Data items:
══════════════════════════════

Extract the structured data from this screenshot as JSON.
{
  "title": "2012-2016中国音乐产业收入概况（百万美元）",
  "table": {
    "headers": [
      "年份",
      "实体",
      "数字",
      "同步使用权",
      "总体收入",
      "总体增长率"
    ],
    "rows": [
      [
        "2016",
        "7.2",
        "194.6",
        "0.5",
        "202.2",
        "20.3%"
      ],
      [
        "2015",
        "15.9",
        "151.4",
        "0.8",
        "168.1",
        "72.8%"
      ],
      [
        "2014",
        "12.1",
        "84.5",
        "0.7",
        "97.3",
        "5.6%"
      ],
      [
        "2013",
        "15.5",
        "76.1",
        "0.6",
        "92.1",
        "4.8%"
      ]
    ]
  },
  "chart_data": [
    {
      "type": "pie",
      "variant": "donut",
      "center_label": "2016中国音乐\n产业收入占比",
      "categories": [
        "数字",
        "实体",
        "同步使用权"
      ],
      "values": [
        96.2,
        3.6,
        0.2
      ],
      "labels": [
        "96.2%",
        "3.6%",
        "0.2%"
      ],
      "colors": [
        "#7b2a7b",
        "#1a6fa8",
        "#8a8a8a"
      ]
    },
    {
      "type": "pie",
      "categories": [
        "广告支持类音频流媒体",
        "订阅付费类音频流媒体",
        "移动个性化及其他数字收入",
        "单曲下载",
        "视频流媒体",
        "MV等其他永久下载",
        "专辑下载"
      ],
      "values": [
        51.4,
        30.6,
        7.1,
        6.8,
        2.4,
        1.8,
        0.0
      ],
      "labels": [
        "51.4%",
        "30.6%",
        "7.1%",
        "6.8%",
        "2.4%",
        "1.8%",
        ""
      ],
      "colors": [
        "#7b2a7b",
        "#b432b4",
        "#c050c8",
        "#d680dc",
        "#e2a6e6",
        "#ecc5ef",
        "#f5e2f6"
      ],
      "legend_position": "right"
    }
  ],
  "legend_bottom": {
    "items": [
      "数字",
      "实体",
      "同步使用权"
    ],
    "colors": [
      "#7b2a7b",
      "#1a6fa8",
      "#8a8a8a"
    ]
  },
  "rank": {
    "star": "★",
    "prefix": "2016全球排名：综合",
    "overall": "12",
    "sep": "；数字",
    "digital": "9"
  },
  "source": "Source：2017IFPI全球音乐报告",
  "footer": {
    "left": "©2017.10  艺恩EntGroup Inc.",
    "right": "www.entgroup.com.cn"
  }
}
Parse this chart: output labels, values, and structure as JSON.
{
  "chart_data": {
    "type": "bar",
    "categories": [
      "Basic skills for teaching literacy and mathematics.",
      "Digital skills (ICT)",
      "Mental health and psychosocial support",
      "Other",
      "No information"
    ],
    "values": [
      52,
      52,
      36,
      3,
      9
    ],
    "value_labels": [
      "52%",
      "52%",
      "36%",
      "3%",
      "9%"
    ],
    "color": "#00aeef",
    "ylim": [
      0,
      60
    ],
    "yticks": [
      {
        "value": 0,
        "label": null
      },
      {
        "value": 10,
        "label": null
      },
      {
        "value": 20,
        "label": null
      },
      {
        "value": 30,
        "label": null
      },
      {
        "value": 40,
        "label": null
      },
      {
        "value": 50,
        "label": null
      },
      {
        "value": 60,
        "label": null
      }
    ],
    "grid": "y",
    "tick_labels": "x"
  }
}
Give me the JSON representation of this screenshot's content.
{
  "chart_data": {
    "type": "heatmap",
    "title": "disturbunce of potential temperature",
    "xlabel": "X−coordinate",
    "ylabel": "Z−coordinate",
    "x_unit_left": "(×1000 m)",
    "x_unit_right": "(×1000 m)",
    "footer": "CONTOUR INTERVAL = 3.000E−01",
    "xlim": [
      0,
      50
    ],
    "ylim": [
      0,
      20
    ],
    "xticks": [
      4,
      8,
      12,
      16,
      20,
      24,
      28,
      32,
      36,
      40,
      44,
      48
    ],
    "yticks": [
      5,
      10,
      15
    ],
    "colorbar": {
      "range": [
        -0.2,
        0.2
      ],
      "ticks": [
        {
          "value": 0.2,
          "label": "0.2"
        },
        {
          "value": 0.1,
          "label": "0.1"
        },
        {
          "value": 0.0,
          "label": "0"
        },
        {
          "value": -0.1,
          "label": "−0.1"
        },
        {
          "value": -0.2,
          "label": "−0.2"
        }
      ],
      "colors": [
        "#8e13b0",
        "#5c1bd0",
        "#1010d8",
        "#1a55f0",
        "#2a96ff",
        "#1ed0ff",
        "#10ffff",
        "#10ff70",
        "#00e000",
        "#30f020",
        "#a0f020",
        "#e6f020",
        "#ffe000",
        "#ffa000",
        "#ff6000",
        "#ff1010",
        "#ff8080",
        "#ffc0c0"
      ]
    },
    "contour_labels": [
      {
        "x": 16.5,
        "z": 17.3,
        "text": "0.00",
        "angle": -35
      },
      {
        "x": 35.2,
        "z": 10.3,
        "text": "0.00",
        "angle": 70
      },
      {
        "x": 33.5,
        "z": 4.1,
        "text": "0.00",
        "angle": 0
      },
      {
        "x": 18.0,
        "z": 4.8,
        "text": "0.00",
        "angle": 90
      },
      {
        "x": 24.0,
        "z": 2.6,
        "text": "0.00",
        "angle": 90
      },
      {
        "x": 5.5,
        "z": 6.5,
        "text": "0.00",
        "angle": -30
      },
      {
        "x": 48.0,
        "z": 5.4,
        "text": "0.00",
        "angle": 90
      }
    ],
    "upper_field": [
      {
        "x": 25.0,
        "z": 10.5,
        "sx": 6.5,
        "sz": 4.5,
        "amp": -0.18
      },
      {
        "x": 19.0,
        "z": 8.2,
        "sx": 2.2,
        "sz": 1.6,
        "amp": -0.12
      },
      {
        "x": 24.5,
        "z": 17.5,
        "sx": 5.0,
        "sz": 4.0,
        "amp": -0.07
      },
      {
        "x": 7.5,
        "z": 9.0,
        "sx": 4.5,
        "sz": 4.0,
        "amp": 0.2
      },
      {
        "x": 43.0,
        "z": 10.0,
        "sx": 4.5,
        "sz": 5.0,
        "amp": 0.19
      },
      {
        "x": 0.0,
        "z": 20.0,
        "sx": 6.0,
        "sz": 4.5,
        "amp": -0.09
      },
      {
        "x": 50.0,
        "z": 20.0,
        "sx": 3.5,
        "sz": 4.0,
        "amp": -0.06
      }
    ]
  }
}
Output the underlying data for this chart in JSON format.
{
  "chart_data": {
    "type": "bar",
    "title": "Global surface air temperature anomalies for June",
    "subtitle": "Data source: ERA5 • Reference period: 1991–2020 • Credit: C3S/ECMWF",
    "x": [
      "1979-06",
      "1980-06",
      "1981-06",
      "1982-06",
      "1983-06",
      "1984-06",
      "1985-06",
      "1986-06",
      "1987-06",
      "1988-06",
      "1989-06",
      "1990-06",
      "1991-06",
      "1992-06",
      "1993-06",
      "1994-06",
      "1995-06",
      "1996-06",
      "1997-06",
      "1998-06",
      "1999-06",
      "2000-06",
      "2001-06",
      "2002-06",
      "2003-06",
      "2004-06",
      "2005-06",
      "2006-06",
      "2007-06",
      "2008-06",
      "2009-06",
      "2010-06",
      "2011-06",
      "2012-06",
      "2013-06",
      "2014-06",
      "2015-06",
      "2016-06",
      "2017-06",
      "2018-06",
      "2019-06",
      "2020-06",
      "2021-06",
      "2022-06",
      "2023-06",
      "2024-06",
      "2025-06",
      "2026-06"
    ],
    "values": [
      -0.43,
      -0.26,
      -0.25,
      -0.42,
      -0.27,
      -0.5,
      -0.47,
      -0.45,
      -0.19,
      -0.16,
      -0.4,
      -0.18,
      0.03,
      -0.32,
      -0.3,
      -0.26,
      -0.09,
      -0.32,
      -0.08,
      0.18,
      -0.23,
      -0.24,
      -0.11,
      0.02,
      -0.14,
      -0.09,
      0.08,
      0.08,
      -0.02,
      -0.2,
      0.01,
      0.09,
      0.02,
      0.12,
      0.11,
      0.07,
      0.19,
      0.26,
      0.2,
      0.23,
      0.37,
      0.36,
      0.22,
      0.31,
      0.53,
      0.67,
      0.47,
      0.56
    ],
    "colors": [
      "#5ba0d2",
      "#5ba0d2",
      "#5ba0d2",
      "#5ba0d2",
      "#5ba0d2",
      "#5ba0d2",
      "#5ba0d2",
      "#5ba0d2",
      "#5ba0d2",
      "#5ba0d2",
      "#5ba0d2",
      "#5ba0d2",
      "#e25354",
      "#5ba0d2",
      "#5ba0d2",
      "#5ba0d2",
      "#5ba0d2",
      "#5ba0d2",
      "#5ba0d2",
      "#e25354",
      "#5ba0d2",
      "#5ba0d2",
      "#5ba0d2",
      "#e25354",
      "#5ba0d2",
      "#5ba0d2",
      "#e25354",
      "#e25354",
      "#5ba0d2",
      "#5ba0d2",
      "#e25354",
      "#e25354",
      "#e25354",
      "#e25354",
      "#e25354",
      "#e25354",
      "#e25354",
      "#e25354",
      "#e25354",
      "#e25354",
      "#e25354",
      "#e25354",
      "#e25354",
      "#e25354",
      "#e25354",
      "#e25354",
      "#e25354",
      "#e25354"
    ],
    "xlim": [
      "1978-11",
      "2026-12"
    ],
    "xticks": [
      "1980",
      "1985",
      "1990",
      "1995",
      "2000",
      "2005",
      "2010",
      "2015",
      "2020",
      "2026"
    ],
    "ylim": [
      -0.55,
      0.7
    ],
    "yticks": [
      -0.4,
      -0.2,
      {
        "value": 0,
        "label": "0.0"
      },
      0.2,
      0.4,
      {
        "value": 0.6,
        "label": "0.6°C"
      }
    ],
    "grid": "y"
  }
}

══════════════════════════════

Check every line of the data above for the string "screenshot", and copy those that have it.

WRITTEN RESPONSE
Extract the structured data from this screenshot as JSON.
Give me the JSON representation of this screenshot's content.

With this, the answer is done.